**TASK DETAILS**.
Return every line below in which "помещений" appears.

**STORED RECORDS**.
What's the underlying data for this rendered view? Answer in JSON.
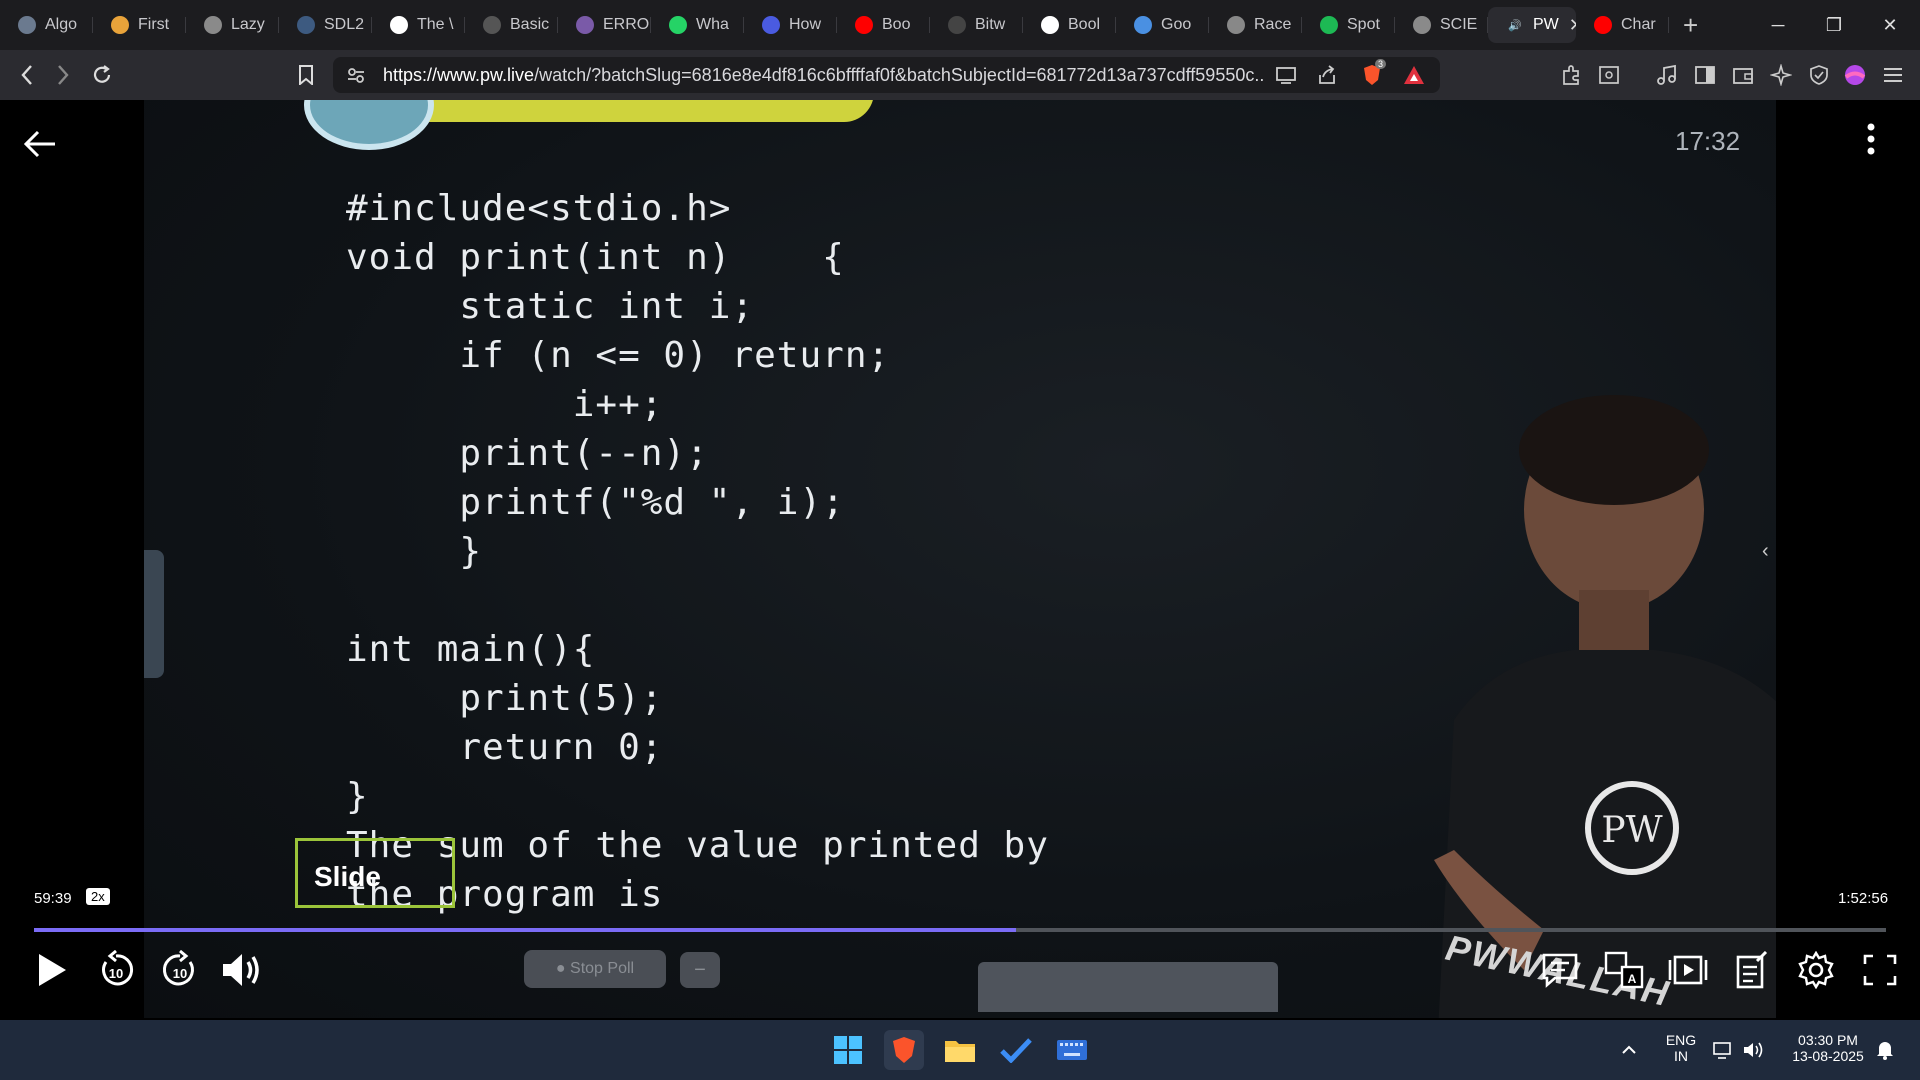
{
  "browser": {
    "tabs": [
      {
        "label": "Algo",
        "icon": "chatgpt-icon",
        "color": "#6b7a8f"
      },
      {
        "label": "First",
        "icon": "stack-icon",
        "color": "#e8a33a"
      },
      {
        "label": "Lazy",
        "icon": "globe-icon",
        "color": "#8a8a8a"
      },
      {
        "label": "SDL2",
        "icon": "sdl-icon",
        "color": "#3d5a80"
      },
      {
        "label": "The \\",
        "icon": "w3schools-icon",
        "color": "#ffffff"
      },
      {
        "label": "Basic",
        "icon": "code-icon",
        "color": "#555"
      },
      {
        "label": "ERRO",
        "icon": "brain-icon",
        "color": "#7a5aa8"
      },
      {
        "label": "Wha",
        "icon": "whatsapp-icon",
        "color": "#25d366"
      },
      {
        "label": "How",
        "icon": "bookmark-icon",
        "color": "#4a5be0"
      },
      {
        "label": "Boo",
        "icon": "youtube-icon",
        "color": "#ff0000"
      },
      {
        "label": "Bitw",
        "icon": "bitwise-icon",
        "color": "#444"
      },
      {
        "label": "Bool",
        "icon": "google-icon",
        "color": "#ffffff"
      },
      {
        "label": "Goo",
        "icon": "gemini-icon",
        "color": "#4a90e2"
      },
      {
        "label": "Race",
        "icon": "openai-icon",
        "color": "#888"
      },
      {
        "label": "Spot",
        "icon": "spotify-icon",
        "color": "#1db954"
      },
      {
        "label": "SCIE",
        "icon": "globe-icon",
        "color": "#8a8a8a"
      }
    ],
    "active_tab": {
      "label": "PW",
      "icon": "speaker-icon",
      "close": "✕"
    },
    "after_tab": {
      "label": "Char",
      "icon": "youtube-icon",
      "color": "#ff0000"
    },
    "new_tab": "+",
    "window_controls": {
      "minimize": "─",
      "restore": "❐",
      "close": "✕"
    },
    "url_host": "https://www.pw.live",
    "url_path": "/watch/?batchSlug=6816e8e4df816c6bffffaf0f&batchSubjectId=681772d13a737cdff59550c...",
    "brave_badge_count": "3"
  },
  "player": {
    "top_time": "17:32",
    "code_lines": [
      "#include<stdio.h>",
      "void print(int n)    {",
      "     static int i;",
      "     if (n <= 0) return;",
      "          i++;",
      "     print(--n);",
      "     printf(\"%d \", i);",
      "     }",
      "",
      "int main(){",
      "     print(5);",
      "     return 0;",
      "}",
      "The sum of the value printed by",
      "the program is"
    ],
    "slide_label": "Slide",
    "current_time": "59:39",
    "speed": "2x",
    "duration": "1:52:56",
    "progress_fraction": 0.53,
    "stop_poll": "● Stop Poll",
    "poll_minimize": "−",
    "watermark": "PWWALLAH",
    "shirt_logo": "PW",
    "skip_back": "10",
    "skip_forward": "10"
  },
  "taskbar": {
    "lang_top": "ENG",
    "lang_bottom": "IN",
    "time": "03:30 PM",
    "date": "13-08-2025"
  }
}
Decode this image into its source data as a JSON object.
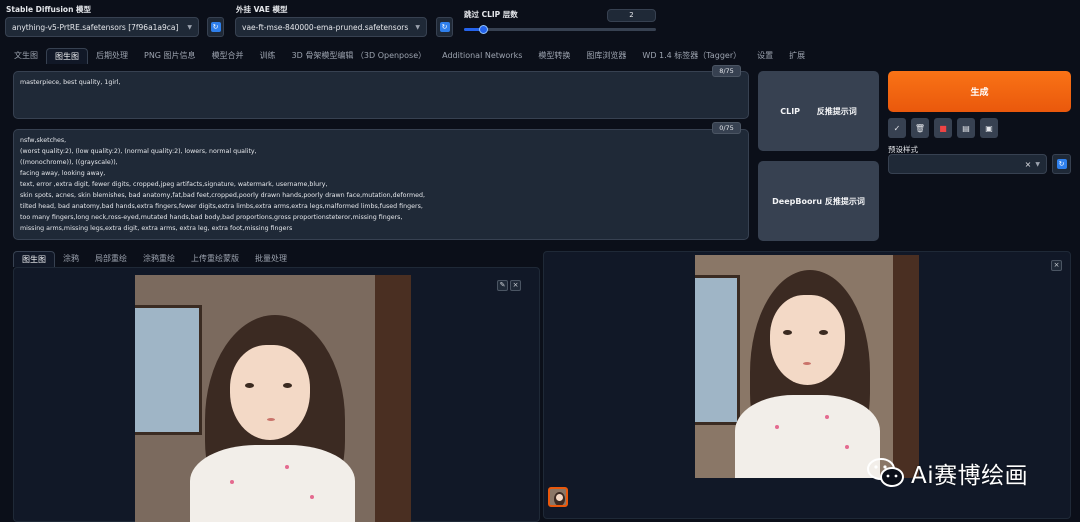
{
  "model": {
    "sd_label": "Stable Diffusion 模型",
    "sd_value": "anything-v5-PrtRE.safetensors [7f96a1a9ca]",
    "vae_label": "外挂 VAE 模型",
    "vae_value": "vae-ft-mse-840000-ema-pruned.safetensors",
    "clip_label": "跳过 CLIP 层数",
    "clip_value": "2",
    "clip_slider_fraction": 0.1
  },
  "main_tabs": [
    "文生图",
    "图生图",
    "后期处理",
    "PNG 图片信息",
    "模型合并",
    "训练",
    "3D 骨架模型编辑 （3D Openpose）",
    "Additional Networks",
    "模型转换",
    "图库浏览器",
    "WD 1.4 标签器（Tagger）",
    "设置",
    "扩展"
  ],
  "active_main_tab": 1,
  "prompt": {
    "positive": "masterpiece, best quality,  1girl,",
    "positive_count": "8/75",
    "negative_lines": [
      "nsfw,sketches,",
      "(worst quality:2), (low quality:2), (normal quality:2), lowers, normal quality,",
      "((monochrome)), ((grayscale)),",
      "facing away, looking away,",
      "text, error ,extra digit, fewer digits, cropped,jpeg artifacts,signature, watermark, username,blury,",
      "skin spots, acnes, skin blemishes, bad anatomy,fat,bad feet,cropped,poorly drawn hands,poorly drawn face,mutation,deformed,",
      "tilted head, bad anatomy,bad hands,extra fingers,fewer digits,extra limbs,extra arms,extra legs,malformed limbs,fused fingers,",
      "too many fingers,long neck,ross-eyed,mutated hands,bad body,bad proportions,gross proportionsteteror,missing fingers,",
      "missing arms,missing legs,extra digit, extra arms, extra leg, extra foot,missing fingers"
    ],
    "negative_count": "0/75"
  },
  "buttons": {
    "clip_interrogate": "CLIP      反推提示词",
    "deepbooru_interrogate": "DeepBooru 反推提示词",
    "generate": "生成",
    "tool_icons": [
      "check-icon",
      "trash-icon",
      "red-flag-icon",
      "clipboard-icon",
      "save-style-icon"
    ],
    "tool_glyphs": [
      "✓",
      "🗑",
      "■",
      "▤",
      "▣"
    ],
    "styles_label": "预设样式",
    "styles_clear": "×"
  },
  "sub_tabs": [
    "图生图",
    "涂鸦",
    "局部重绘",
    "涂鸦重绘",
    "上传重绘蒙版",
    "批量处理"
  ],
  "active_sub_tab": 0,
  "watermark": "Ai赛博绘画",
  "colors": {
    "background": "#0b0f19",
    "accent": "#ea580c",
    "primary_blue": "#2563eb"
  }
}
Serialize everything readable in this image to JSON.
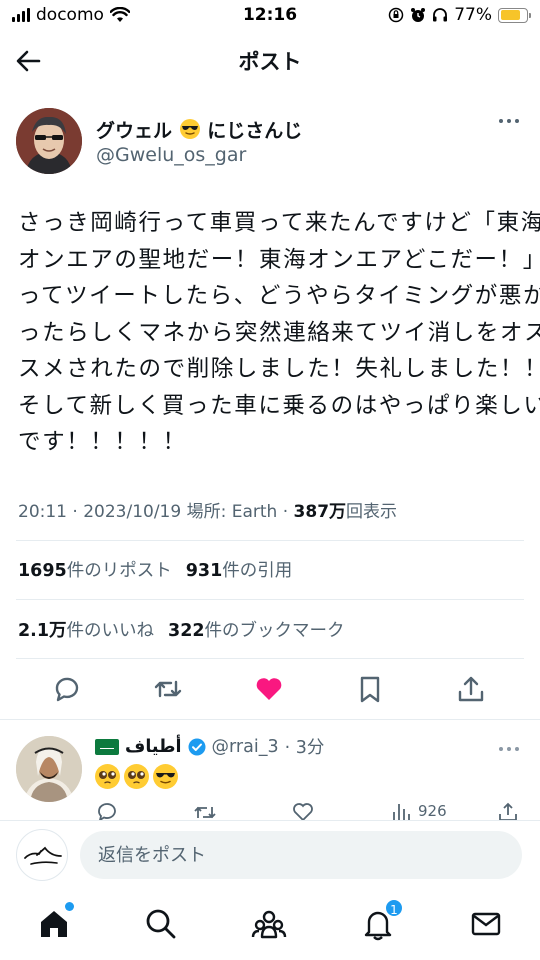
{
  "status_bar": {
    "carrier": "docomo",
    "time": "12:16",
    "battery": "77%",
    "battery_level": 0.77,
    "colors": {
      "battery_fill": "#f7c429"
    }
  },
  "header": {
    "title": "ポスト",
    "back_icon": "arrow-left-icon"
  },
  "tweet": {
    "author_name": "グウェル",
    "author_name_suffix": "にじさんじ",
    "author_handle": "@Gwelu_os_gar",
    "text_lines": [
      "さっき岡崎行って車買って来たんですけど「東海",
      "オンエアの聖地だー！東海オンエアどこだー！」",
      "ってツイートしたら、どうやらタイミングが悪か",
      "ったらしくマネから突然連絡来てツイ消しをオス",
      "スメされたので削除しました！失礼しました！！",
      "そして新しく買った車に乗るのはやっぱり楽しい",
      "です！！！！！"
    ],
    "meta_prefix": "20:11 · 2023/10/19 場所: Earth · ",
    "views_count": "387万",
    "views_label": "回表示",
    "reposts_count": "1695",
    "reposts_label": "件のリポスト",
    "quotes_count": "931",
    "quotes_label": "件の引用",
    "likes_count": "2.1万",
    "likes_label": "件のいいね",
    "bookmarks_count": "322",
    "bookmarks_label": "件のブックマーク",
    "liked": true,
    "colors": {
      "like_active": "#f91880"
    }
  },
  "reply": {
    "name": "أطياف",
    "handle": "@rrai_3",
    "time_ago": "· 3分",
    "emojis": [
      "pleading-face",
      "pleading-face",
      "sunglasses-face"
    ],
    "views": "926"
  },
  "compose": {
    "placeholder": "返信をポスト"
  },
  "tab_bar": {
    "items": [
      "home-icon",
      "search-icon",
      "communities-icon",
      "notifications-icon",
      "messages-icon"
    ],
    "notification_badge": "1",
    "colors": {
      "badge": "#1d9bf0"
    }
  }
}
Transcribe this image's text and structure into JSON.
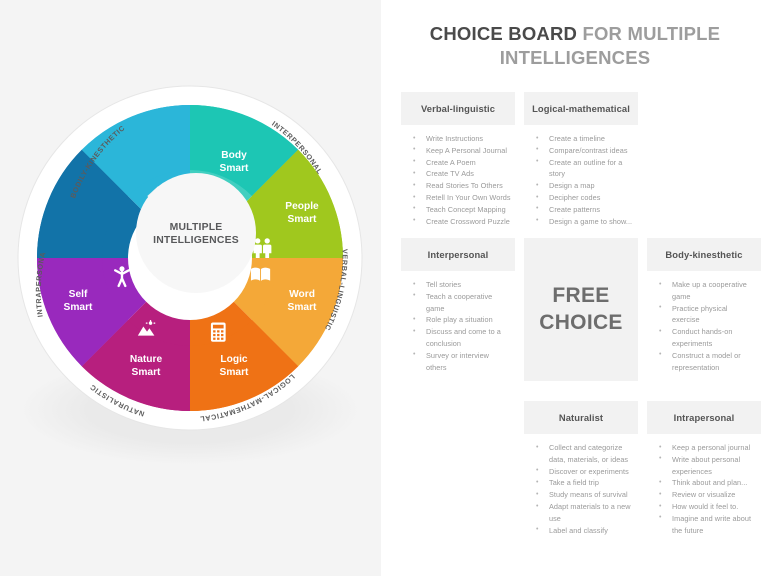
{
  "title": {
    "part_dark": "CHOICE BOARD",
    "part_light": "FOR MULTIPLE INTELLIGENCES"
  },
  "wheel": {
    "hub_line1": "MULTIPLE",
    "hub_line2": "INTELLIGENCES",
    "segments": [
      {
        "id": "body",
        "line1": "Body",
        "line2": "Smart",
        "color": "#1dc6b4",
        "icon": "running-person-icon"
      },
      {
        "id": "people",
        "line1": "People",
        "line2": "Smart",
        "color": "#a0c81e",
        "icon": "two-people-icon"
      },
      {
        "id": "word",
        "line1": "Word",
        "line2": "Smart",
        "color": "#f4a838",
        "icon": "open-book-icon"
      },
      {
        "id": "logic",
        "line1": "Logic",
        "line2": "Smart",
        "color": "#ef7215",
        "icon": "calculator-icon"
      },
      {
        "id": "nature",
        "line1": "Nature",
        "line2": "Smart",
        "color": "#b71f7e",
        "icon": "mountain-icon"
      },
      {
        "id": "self",
        "line1": "Self",
        "line2": "Smart",
        "color": "#9929bd",
        "icon": "person-arms-raised-icon"
      },
      {
        "id": "unlabeled-blue",
        "line1": "",
        "line2": "",
        "color": "#1273a8",
        "icon": ""
      },
      {
        "id": "unlabeled-cyan",
        "line1": "",
        "line2": "",
        "color": "#2bb6d9",
        "icon": ""
      }
    ],
    "ring_labels": [
      "BODILY-KINESTHETIC",
      "INTERPERSONAL",
      "VERBAL-LINGUISTIC",
      "LOGICAL-MATHEMATICAL",
      "NATURALISTIC",
      "INTRAPERSONAL"
    ]
  },
  "free_choice": {
    "line1": "FREE",
    "line2": "CHOICE"
  },
  "cards": [
    {
      "id": "verbal-linguistic",
      "heading": "Verbal-linguistic",
      "items": [
        "Write  Instructions",
        "Keep A Personal Journal",
        "Create A Poem",
        "Create TV Ads",
        "Read Stories To Others",
        "Retell In Your Own Words",
        "Teach Concept  Mapping",
        "Create Crossword  Puzzle"
      ]
    },
    {
      "id": "logical-mathematical",
      "heading": "Logical-mathematical",
      "items": [
        "Create a timeline",
        "Compare/contrast  ideas",
        "Create an outline  for a story",
        "Design  a map",
        "Decipher  codes",
        "Create patterns",
        "Design  a game to show..."
      ]
    },
    {
      "id": "interpersonal",
      "heading": "Interpersonal",
      "items": [
        "Tell stories",
        "Teach a cooperative game",
        "Role  play a situation",
        "Discuss  and come to a conclusion",
        "Survey or interview others"
      ]
    },
    {
      "id": "body-kinesthetic",
      "heading": "Body-kinesthetic",
      "items": [
        "Make up a cooperative game",
        "Practice physical  exercise",
        "Conduct  hands-on experiments",
        "Construct a model  or representation"
      ]
    },
    {
      "id": "naturalist",
      "heading": "Naturalist",
      "items": [
        "Collect  and categorize data, materials,  or ideas",
        "Discover  or experiments",
        "Take a field trip",
        "Study  means of survival",
        "Adapt materials to a new use",
        "Label and classify"
      ]
    },
    {
      "id": "intrapersonal",
      "heading": "Intrapersonal",
      "items": [
        "Keep a personal  journal",
        "Write  about personal experiences",
        "Think about and plan...",
        "Review or visualize",
        "How would  it feel to.",
        "Imagine  and write about the future"
      ]
    }
  ]
}
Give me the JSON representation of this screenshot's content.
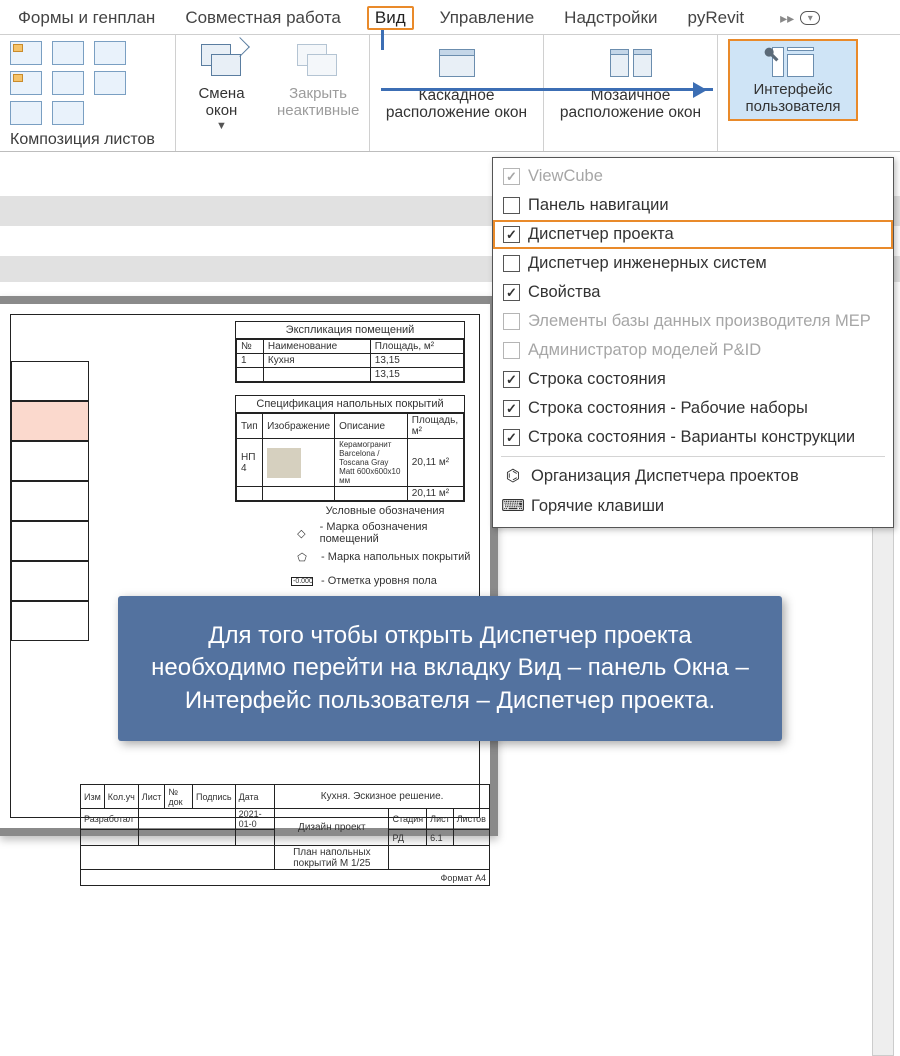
{
  "tabs": {
    "forms": "Формы и генплан",
    "collab": "Совместная работа",
    "view": "Вид",
    "manage": "Управление",
    "addins": "Надстройки",
    "pyrevit": "pyRevit"
  },
  "ribbon": {
    "composition_label": "Композиция листов",
    "switch_windows": "Смена\nокон",
    "close_inactive": "Закрыть\nнеактивные",
    "cascade": "Каскадное\nрасположение окон",
    "tile": "Мозаичное\nрасположение окон",
    "ui_button": "Интерфейс\nпользователя"
  },
  "dropdown": [
    {
      "label": "ViewCube",
      "checked": true,
      "disabled": true
    },
    {
      "label": "Панель навигации",
      "checked": false,
      "disabled": false
    },
    {
      "label": "Диспетчер проекта",
      "checked": true,
      "disabled": false,
      "highlight": true
    },
    {
      "label": "Диспетчер инженерных систем",
      "checked": false,
      "disabled": false
    },
    {
      "label": "Свойства",
      "checked": true,
      "disabled": false
    },
    {
      "label": "Элементы базы данных производителя MEP",
      "checked": false,
      "disabled": true
    },
    {
      "label": "Администратор моделей P&ID",
      "checked": false,
      "disabled": true
    },
    {
      "label": "Строка состояния",
      "checked": true,
      "disabled": false
    },
    {
      "label": "Строка состояния - Рабочие наборы",
      "checked": true,
      "disabled": false
    },
    {
      "label": "Строка состояния - Варианты конструкции",
      "checked": true,
      "disabled": false
    }
  ],
  "dropdown_cmds": {
    "org": "Организация Диспетчера проектов",
    "keys": "Горячие клавиши"
  },
  "sheet": {
    "sched1_title": "Экспликация помещений",
    "sched1_h1": "№",
    "sched1_h2": "Наименование",
    "sched1_h3": "Площадь, м²",
    "sched1_r1_no": "1",
    "sched1_r1_name": "Кухня",
    "sched1_r1_area": "13,15",
    "sched1_total": "13,15",
    "sched2_title": "Спецификация напольных покрытий",
    "sched2_h1": "Тип",
    "sched2_h2": "Изображение",
    "sched2_h3": "Описание",
    "sched2_h4": "Площадь, м²",
    "sched2_r1_type": "НП 4",
    "sched2_r1_desc": "Керамогранит Barcelona / Toscana Gray Matt 600x600x10 мм",
    "sched2_r1_area": "20,11 м²",
    "sched2_total": "20,11 м²",
    "legend_title": "Условные обозначения",
    "legend_1": "- Марка обозначения помещений",
    "legend_2": "- Марка напольных покрытий",
    "legend_3": "- Отметка уровня пола",
    "tb_dr_title": "Кухня. Эскизное решение.",
    "tb_project": "Дизайн проект",
    "tb_sheet": "План напольных покрытий М 1/25",
    "tb_stage_h": "Стадия",
    "tb_sheet_h": "Лист",
    "tb_sheets_h": "Листов",
    "tb_stage": "РД",
    "tb_sheetno": "6.1",
    "tb_format": "Формат  A4"
  },
  "callout": "Для того чтобы открыть Диспетчер проекта необходимо перейти на вкладку Вид – панель Окна – Интерфейс пользователя – Диспетчер проекта."
}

**SOLUTION BELOW**.
    "sched1_title": "Экспликация помещений",
    "legend_1": "- Марка обозначения помещений",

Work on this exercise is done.